:: Dataset ::

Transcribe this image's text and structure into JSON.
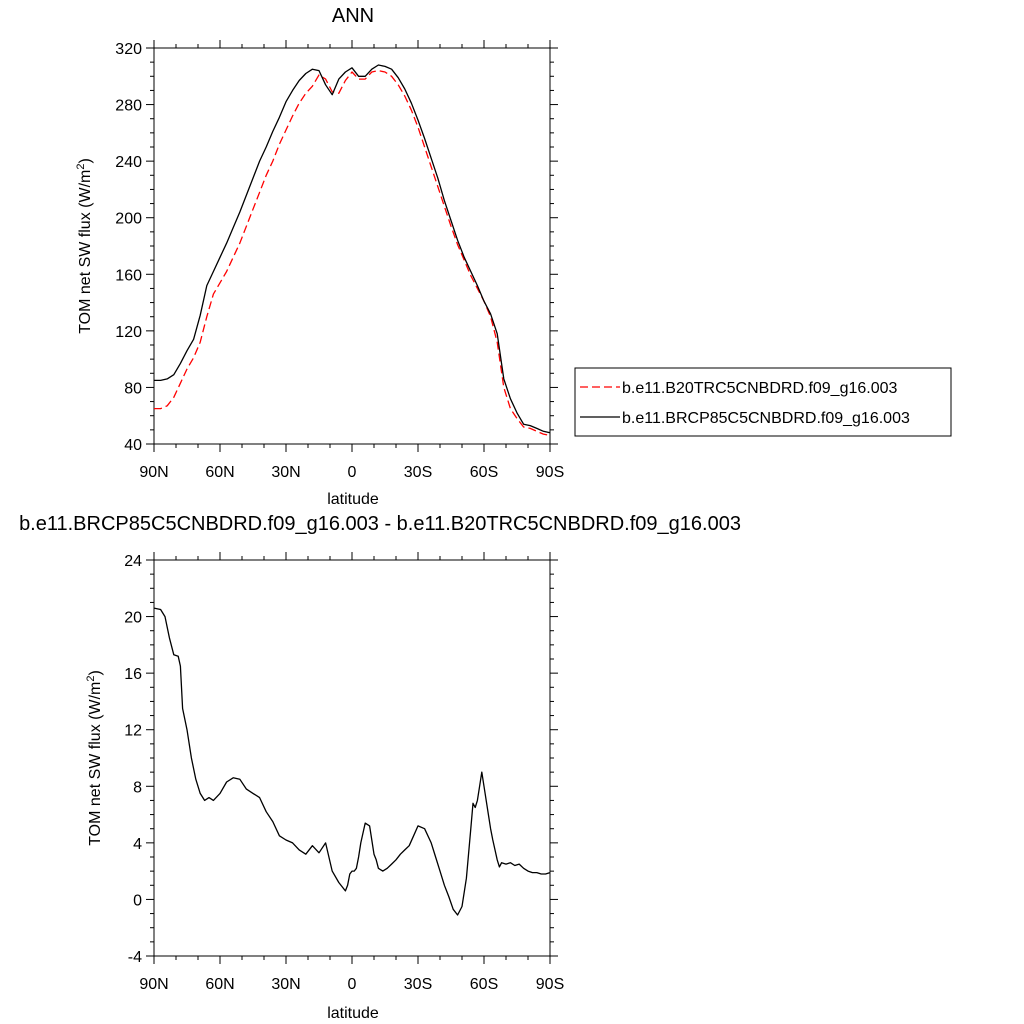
{
  "chart_data": [
    {
      "type": "line",
      "title": "ANN",
      "xlabel": "latitude",
      "ylabel": "TOM net SW flux (W/m",
      "ylabel_sup": "2",
      "ylabel_close": ")",
      "xlim": [
        -90,
        90
      ],
      "ylim": [
        40,
        320
      ],
      "xticks": [
        -90,
        -60,
        -30,
        0,
        30,
        60,
        90
      ],
      "xtick_labels": [
        "90N",
        "60N",
        "30N",
        "0",
        "30S",
        "60S",
        "90S"
      ],
      "yticks": [
        40,
        80,
        120,
        160,
        200,
        240,
        280,
        320
      ],
      "grid": false,
      "legend_position": "right",
      "series": [
        {
          "name": "b.e11.B20TRC5CNBDRD.f09_g16.003",
          "color": "#ff0000",
          "dash": "dashed",
          "x": [
            -90,
            -87,
            -84,
            -81,
            -78,
            -75,
            -72,
            -69,
            -66,
            -63,
            -60,
            -57,
            -54,
            -51,
            -48,
            -45,
            -42,
            -39,
            -36,
            -33,
            -30,
            -27,
            -24,
            -21,
            -18,
            -15,
            -12,
            -9,
            -6,
            -3,
            0,
            3,
            6,
            9,
            12,
            15,
            18,
            21,
            24,
            27,
            30,
            33,
            36,
            39,
            42,
            45,
            48,
            51,
            54,
            57,
            60,
            63,
            66,
            69,
            72,
            75,
            78,
            81,
            84,
            87,
            90
          ],
          "y": [
            65,
            65,
            67,
            73,
            83,
            93,
            101,
            112,
            130,
            146,
            154,
            162,
            172,
            182,
            194,
            206,
            218,
            230,
            240,
            252,
            262,
            272,
            281,
            288,
            293,
            301,
            298,
            289,
            288,
            297,
            303,
            298,
            298,
            303,
            304,
            303,
            300,
            294,
            286,
            276,
            264,
            250,
            236,
            222,
            208,
            194,
            181,
            170,
            159,
            150,
            141,
            130,
            112,
            80,
            65,
            58,
            52,
            51,
            49,
            47,
            46
          ]
        },
        {
          "name": "b.e11.BRCP85C5CNBDRD.f09_g16.003",
          "color": "#000000",
          "dash": "solid",
          "x": [
            -90,
            -87,
            -84,
            -81,
            -78,
            -75,
            -72,
            -69,
            -66,
            -63,
            -60,
            -57,
            -54,
            -51,
            -48,
            -45,
            -42,
            -39,
            -36,
            -33,
            -30,
            -27,
            -24,
            -21,
            -18,
            -15,
            -12,
            -9,
            -6,
            -3,
            0,
            3,
            6,
            9,
            12,
            15,
            18,
            21,
            24,
            27,
            30,
            33,
            36,
            39,
            42,
            45,
            48,
            51,
            54,
            57,
            60,
            63,
            66,
            69,
            72,
            75,
            78,
            81,
            84,
            87,
            90
          ],
          "y": [
            85,
            85,
            86,
            89,
            97,
            106,
            114,
            131,
            152,
            162,
            172,
            182,
            193,
            204,
            216,
            228,
            240,
            250,
            261,
            271,
            282,
            290,
            297,
            302,
            305,
            304,
            294,
            287,
            298,
            303,
            306,
            300,
            300,
            305,
            308,
            307,
            305,
            299,
            291,
            281,
            269,
            256,
            242,
            228,
            212,
            198,
            184,
            172,
            162,
            152,
            141,
            132,
            118,
            86,
            72,
            62,
            54,
            53,
            51,
            49,
            48
          ]
        }
      ]
    },
    {
      "type": "line",
      "title": "b.e11.BRCP85C5CNBDRD.f09_g16.003 - b.e11.B20TRC5CNBDRD.f09_g16.003",
      "xlabel": "latitude",
      "ylabel": "TOM net SW flux (W/m",
      "ylabel_sup": "2",
      "ylabel_close": ")",
      "xlim": [
        -90,
        90
      ],
      "ylim": [
        -4,
        24
      ],
      "xticks": [
        -90,
        -60,
        -30,
        0,
        30,
        60,
        90
      ],
      "xtick_labels": [
        "90N",
        "60N",
        "30N",
        "0",
        "30S",
        "60S",
        "90S"
      ],
      "yticks": [
        -4,
        0,
        4,
        8,
        12,
        16,
        20,
        24
      ],
      "grid": false,
      "series": [
        {
          "color": "#000000",
          "dash": "solid",
          "x": [
            -90,
            -87,
            -85,
            -83,
            -81,
            -79,
            -78,
            -77,
            -75,
            -73,
            -71,
            -69,
            -67,
            -65,
            -63,
            -60,
            -57,
            -54,
            -51,
            -48,
            -45,
            -42,
            -39,
            -36,
            -33,
            -30,
            -27,
            -24,
            -21,
            -18,
            -15,
            -12,
            -9,
            -6,
            -3,
            -2,
            -1,
            0,
            1,
            2,
            3,
            4,
            6,
            8,
            9,
            10,
            11,
            12,
            14,
            16,
            18,
            20,
            22,
            24,
            26,
            28,
            30,
            33,
            36,
            38,
            40,
            42,
            44,
            46,
            48,
            50,
            52,
            54,
            55,
            56,
            57,
            58,
            59,
            60,
            62,
            63,
            64,
            65,
            66,
            67,
            68,
            70,
            72,
            74,
            76,
            78,
            80,
            82,
            84,
            86,
            88,
            90
          ],
          "y": [
            20.6,
            20.5,
            20.0,
            18.5,
            17.3,
            17.2,
            16.5,
            13.5,
            12.0,
            10.0,
            8.5,
            7.5,
            7.0,
            7.2,
            7.0,
            7.5,
            8.3,
            8.6,
            8.5,
            7.8,
            7.5,
            7.2,
            6.2,
            5.5,
            4.5,
            4.2,
            4.0,
            3.5,
            3.2,
            3.8,
            3.3,
            4.0,
            2.0,
            1.2,
            0.6,
            1.0,
            1.8,
            2.0,
            2.0,
            2.2,
            3.0,
            4.0,
            5.4,
            5.2,
            4.2,
            3.2,
            2.8,
            2.2,
            2.0,
            2.2,
            2.5,
            2.8,
            3.2,
            3.5,
            3.8,
            4.5,
            5.2,
            5.0,
            4.0,
            3.0,
            2.0,
            1.0,
            0.2,
            -0.7,
            -1.1,
            -0.5,
            1.5,
            5.0,
            6.8,
            6.5,
            7.0,
            8.0,
            9.0,
            8.0,
            6.0,
            5.0,
            4.2,
            3.5,
            2.8,
            2.3,
            2.6,
            2.5,
            2.6,
            2.4,
            2.5,
            2.2,
            2.0,
            1.9,
            1.9,
            1.8,
            1.8,
            1.9
          ]
        }
      ]
    }
  ]
}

:::

- [Required work]
Copy out each line of the data containing the string "title".

- [Full output]
      "title": "ANN",
      "title": "b.e11.BRCP85C5CNBDRD.f09_g16.003 - b.e11.B20TRC5CNBDRD.f09_g16.003",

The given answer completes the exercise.